_CONSEGNA_:
Trascrivi per intero, senza alcuna modifica, l'articolo sulla missione multinazionale ad Haiti.

Si scrive Onu, si legge Usa: via alla missione per “salvare” Haiti
I primi 400 militari keniani sbarcano a Port-Au-Prince, la capitale da mesi in mano alle bande. Vengono dall’Africa le prime truppe di un contingente di otto paesi, con armi e mezzi americani
I primi 400 militari keniani sbarcano a Port-Au-Prince, la capitale da mesi in mano alle bande. Vengono dall’Africa le prime truppe di un contingente di otto paesi, con armi e mezzi americani
Con l’arrivo, nella mattinata di ieri, dei primi 400 agenti di polizia keniani sui mille previsti, prende ufficialmente il via la Missione multinazionale di sostegno alla sicurezza (Mmas) ad Haiti, ostinatamente voluta e interamente equipaggiata dal governo degli Stati Uniti, autorizzata dall’Onu il 2 ottobre del 2023.
Guidato dal Kenya, ma con la partecipazione anche di contingenti militari di Benin, Bahamas, Bangladesh, Barbados, Ciad e Giamaica, l’intervento si propone un obiettivo ambizioso: aiutare la polizia haitiana a sconfiggere le bande criminali che oggi controllano l’80% di Port-au-Prince, seminando il terrore tra la popolazione. Una missione che, anche rispetto agli interventi militari stranieri del 1994 e del 2004 – miseramente falliti – si annuncia complessa, pericolosa e piena di insidie. E osteggiata dalla società civile sia di Haiti che del Kenya, non solo per il disegno imperialista che vi soggiacente ma pure per i precedenti delle forze di sicurezza keniane, accusate – soprattutto nell’area di confine con l’Etiopia e la Somalia – di pesanti violazioni dei diritti umani.

_ESTRATTI DELLE VOCI_:
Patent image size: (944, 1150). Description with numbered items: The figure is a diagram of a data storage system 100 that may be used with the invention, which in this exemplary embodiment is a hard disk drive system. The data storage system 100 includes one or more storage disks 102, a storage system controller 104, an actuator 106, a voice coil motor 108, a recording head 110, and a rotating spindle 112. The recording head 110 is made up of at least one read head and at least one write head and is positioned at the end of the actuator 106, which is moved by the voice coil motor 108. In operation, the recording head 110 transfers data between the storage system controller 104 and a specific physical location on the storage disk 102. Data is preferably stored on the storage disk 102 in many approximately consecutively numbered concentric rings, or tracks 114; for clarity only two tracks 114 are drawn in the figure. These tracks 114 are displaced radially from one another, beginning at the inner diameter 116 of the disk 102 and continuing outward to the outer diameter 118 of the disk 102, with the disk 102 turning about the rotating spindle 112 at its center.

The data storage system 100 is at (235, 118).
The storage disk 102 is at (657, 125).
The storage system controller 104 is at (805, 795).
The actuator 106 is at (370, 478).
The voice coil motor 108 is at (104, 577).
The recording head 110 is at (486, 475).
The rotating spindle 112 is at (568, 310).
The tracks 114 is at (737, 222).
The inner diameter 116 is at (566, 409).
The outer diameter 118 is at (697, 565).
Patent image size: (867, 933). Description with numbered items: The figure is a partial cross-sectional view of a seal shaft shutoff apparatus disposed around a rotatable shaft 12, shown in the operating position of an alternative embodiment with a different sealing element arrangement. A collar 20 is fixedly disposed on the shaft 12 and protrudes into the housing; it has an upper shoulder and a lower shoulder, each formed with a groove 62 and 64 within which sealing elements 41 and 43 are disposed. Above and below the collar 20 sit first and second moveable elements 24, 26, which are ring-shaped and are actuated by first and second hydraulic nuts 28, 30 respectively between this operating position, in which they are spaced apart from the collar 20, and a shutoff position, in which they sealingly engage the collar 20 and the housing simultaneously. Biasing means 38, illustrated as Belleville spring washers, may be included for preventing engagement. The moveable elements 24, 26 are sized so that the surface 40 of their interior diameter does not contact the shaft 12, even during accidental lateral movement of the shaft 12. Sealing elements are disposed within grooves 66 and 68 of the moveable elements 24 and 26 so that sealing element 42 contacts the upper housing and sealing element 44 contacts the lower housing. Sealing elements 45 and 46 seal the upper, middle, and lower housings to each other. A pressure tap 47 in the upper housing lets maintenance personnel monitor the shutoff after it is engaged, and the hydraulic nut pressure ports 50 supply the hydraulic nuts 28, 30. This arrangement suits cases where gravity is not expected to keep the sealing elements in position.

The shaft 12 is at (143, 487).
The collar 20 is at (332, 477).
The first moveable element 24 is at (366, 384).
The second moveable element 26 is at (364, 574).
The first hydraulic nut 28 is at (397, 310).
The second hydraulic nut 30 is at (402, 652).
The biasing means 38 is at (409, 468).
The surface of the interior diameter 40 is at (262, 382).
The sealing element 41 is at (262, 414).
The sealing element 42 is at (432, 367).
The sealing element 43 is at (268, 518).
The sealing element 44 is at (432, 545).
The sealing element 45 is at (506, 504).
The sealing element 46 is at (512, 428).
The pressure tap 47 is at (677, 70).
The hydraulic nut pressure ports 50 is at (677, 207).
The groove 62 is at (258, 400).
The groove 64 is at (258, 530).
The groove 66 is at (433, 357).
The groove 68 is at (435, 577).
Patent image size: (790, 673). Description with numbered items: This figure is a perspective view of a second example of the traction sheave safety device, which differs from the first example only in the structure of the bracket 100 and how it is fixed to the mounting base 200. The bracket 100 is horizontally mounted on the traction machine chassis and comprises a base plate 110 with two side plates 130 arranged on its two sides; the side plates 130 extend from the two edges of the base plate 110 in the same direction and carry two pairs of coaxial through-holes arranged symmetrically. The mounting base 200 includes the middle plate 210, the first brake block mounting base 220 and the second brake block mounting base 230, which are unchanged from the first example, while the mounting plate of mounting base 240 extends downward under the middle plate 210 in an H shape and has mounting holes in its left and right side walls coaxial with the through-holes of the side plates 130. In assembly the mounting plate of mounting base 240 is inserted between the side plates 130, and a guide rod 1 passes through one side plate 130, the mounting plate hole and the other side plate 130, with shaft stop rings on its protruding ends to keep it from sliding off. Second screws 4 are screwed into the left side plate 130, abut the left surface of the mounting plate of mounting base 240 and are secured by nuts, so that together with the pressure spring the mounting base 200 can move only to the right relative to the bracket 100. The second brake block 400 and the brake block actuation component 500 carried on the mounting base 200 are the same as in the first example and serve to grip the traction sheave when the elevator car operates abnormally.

_RISPOSTA_:
Si scrive Onu, si legge Usa: via alla missione per “salvare” Haiti
I primi 400 militari keniani sbarcano a Port-Au-Prince, la capitale da mesi in mano alle bande. Vengono dall’Africa le prime truppe di un contingente di otto paesi, con armi e mezzi americani
I primi 400 militari keniani sbarcano a Port-Au-Prince, la capitale da mesi in mano alle bande. Vengono dall’Africa le prime truppe di un contingente di otto paesi, con armi e mezzi americani
Con l’arrivo, nella mattinata di ieri, dei primi 400 agenti di polizia keniani sui mille previsti, prende ufficialmente il via la Missione multinazionale di sostegno alla sicurezza (Mmas) ad Haiti, ostinatamente voluta e interamente equipaggiata dal governo degli Stati Uniti, autorizzata dall’Onu il 2 ottobre del 2023.
Guidato dal Kenya, ma con la partecipazione anche di contingenti militari di Benin, Bahamas, Bangladesh, Barbados, Ciad e Giamaica, l’intervento si propone un obiettivo ambizioso: aiutare la polizia haitiana a sconfiggere le bande criminali che oggi controllano l’80% di Port-au-Prince, seminando il terrore tra la popolazione. Una missione che, anche rispetto agli interventi militari stranieri del 1994 e del 2004 – miseramente falliti – si annuncia complessa, pericolosa e piena di insidie. E osteggiata dalla società civile sia di Haiti che del Kenya, non solo per il disegno imperialista che vi soggiacente ma pure per i precedenti delle forze di sicurezza keniane, accusate – soprattutto nell’area di confine con l’Etiopia e la Somalia – di pesanti violazioni dei diritti umani.